Record extracts =
----

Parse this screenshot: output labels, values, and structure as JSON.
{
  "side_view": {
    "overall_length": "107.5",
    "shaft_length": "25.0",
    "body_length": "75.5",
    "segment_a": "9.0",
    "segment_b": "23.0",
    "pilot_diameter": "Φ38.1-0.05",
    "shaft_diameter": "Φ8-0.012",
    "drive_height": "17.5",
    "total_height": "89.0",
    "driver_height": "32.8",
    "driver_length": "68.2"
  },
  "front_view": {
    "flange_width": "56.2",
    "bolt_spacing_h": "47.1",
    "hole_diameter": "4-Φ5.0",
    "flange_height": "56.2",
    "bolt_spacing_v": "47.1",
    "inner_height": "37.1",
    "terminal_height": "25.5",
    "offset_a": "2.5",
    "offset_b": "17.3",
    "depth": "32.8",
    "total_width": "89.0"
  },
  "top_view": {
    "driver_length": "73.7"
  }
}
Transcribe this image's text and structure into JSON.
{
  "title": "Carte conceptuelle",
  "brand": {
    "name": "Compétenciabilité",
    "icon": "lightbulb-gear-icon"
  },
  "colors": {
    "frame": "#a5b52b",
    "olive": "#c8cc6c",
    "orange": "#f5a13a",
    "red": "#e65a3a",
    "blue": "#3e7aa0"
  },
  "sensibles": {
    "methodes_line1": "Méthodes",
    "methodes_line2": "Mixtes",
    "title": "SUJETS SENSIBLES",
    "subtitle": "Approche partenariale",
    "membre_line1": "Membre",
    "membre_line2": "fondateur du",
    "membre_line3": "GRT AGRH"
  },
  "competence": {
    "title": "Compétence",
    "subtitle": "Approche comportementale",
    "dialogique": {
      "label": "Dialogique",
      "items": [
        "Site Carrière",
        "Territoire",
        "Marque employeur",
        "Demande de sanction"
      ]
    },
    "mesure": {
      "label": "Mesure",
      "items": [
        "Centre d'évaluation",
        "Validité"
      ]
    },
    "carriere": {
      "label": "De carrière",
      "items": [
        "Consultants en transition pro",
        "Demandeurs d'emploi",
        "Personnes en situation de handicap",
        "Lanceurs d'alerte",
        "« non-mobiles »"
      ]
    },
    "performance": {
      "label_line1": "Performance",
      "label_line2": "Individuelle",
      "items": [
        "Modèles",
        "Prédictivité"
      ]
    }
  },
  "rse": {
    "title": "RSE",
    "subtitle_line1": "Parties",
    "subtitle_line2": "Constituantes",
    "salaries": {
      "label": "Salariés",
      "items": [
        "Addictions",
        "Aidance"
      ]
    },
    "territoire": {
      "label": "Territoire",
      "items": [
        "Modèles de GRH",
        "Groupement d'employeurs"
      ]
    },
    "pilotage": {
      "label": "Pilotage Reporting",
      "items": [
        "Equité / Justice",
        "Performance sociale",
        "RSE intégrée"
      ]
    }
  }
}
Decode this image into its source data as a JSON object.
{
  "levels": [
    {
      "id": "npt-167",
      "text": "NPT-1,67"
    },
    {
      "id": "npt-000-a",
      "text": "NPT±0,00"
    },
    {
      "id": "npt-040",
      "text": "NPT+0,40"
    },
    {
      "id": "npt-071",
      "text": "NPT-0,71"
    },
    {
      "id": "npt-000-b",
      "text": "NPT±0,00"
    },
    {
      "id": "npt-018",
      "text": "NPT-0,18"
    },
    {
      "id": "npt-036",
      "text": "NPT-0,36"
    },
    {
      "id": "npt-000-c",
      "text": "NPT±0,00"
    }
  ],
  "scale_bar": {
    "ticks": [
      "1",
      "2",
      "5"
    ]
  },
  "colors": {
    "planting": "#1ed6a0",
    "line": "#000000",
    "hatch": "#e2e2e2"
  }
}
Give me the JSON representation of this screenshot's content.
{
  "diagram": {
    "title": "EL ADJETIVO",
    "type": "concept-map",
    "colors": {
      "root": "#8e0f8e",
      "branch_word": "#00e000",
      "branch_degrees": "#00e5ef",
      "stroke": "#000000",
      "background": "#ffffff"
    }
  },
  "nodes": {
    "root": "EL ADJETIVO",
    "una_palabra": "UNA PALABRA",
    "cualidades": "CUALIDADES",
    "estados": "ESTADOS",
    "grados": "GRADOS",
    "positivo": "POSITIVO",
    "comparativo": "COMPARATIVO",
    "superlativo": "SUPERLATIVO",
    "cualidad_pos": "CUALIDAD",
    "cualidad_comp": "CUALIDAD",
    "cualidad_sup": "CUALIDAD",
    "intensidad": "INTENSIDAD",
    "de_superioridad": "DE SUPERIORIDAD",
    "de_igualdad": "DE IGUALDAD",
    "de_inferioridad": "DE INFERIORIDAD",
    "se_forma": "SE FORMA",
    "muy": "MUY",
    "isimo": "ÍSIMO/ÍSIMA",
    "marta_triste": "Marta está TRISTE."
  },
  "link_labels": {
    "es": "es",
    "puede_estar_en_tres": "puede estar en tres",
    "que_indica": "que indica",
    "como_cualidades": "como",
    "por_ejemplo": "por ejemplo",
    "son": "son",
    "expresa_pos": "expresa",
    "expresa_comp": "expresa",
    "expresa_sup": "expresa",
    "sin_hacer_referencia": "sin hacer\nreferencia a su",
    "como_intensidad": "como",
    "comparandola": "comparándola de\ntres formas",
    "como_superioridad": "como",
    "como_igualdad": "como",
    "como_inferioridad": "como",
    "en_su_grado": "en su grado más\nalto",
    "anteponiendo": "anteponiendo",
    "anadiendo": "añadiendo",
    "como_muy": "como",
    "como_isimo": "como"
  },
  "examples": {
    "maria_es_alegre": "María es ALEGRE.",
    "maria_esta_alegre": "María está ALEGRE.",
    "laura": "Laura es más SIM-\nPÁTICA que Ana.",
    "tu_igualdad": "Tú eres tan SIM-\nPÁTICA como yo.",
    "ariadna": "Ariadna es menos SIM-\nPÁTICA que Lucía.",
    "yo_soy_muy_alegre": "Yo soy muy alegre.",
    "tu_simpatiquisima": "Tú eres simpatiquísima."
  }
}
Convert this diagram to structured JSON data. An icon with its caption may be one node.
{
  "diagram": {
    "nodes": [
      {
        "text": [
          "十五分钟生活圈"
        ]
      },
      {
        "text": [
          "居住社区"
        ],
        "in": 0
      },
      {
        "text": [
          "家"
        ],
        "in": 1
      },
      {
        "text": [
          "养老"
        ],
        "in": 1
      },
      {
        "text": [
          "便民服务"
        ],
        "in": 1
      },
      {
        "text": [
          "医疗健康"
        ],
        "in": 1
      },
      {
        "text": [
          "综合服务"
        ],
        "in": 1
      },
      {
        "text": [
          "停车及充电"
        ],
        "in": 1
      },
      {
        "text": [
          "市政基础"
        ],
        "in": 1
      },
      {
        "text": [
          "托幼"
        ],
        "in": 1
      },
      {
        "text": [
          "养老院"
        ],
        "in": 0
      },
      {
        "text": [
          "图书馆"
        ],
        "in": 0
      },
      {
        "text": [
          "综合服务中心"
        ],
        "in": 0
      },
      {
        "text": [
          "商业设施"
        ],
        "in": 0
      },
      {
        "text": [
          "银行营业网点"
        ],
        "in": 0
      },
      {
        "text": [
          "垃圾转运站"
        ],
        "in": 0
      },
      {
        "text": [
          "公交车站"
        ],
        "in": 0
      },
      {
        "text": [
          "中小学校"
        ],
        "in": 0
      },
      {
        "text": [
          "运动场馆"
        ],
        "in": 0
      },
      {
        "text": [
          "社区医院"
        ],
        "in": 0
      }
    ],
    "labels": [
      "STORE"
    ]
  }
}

----

Your instructions = Give the number of lines in the records that contain the string "icon", with no other output.

Right answer = 2